**Aim of the task**
Every line holding the string "snow" is to be copied from the entries below.

**Source records**
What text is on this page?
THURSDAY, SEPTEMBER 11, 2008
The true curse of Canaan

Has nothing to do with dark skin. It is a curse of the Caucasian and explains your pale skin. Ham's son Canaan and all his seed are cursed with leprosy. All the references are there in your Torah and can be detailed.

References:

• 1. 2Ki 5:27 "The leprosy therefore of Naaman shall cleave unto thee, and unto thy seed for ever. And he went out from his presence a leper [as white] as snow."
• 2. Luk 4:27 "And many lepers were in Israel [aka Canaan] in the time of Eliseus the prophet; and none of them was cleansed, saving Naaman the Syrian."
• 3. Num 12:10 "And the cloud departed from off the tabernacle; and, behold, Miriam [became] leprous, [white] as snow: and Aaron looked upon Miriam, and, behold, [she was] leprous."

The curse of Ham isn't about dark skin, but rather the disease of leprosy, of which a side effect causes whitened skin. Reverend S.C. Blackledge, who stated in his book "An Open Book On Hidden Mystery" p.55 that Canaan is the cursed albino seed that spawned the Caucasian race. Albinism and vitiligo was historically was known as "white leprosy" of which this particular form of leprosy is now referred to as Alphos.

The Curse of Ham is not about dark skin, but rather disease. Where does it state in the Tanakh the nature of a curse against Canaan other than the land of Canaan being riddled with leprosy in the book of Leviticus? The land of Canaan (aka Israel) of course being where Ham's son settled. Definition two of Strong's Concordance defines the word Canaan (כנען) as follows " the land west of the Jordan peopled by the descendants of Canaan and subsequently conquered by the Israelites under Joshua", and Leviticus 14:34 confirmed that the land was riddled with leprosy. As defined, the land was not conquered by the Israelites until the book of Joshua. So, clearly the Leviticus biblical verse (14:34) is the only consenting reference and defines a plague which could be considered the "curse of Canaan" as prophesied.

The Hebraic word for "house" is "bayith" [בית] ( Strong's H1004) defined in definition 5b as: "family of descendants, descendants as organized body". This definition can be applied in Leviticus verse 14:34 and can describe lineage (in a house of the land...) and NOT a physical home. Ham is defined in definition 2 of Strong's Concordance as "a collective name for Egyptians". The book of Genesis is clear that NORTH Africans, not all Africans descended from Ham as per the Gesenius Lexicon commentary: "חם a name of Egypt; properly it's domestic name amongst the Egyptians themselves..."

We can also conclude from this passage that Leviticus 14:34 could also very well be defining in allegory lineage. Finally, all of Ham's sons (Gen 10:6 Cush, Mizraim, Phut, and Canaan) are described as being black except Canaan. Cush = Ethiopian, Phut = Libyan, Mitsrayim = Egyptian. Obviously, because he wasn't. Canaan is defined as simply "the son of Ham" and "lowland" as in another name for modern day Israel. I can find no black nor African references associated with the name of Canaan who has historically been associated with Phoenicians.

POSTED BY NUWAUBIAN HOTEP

**Output for this task**
• 1. 2Ki 5:27 "The leprosy therefore of Naaman shall cleave unto thee, and unto thy seed for ever. And he went out from his presence a leper [as white] as snow."
• 3. Num 12:10 "And the cloud departed from off the tabernacle; and, behold, Miriam [became] leprous, [white] as snow: and Aaron looked upon Miriam, and, behold, [she was] leprous."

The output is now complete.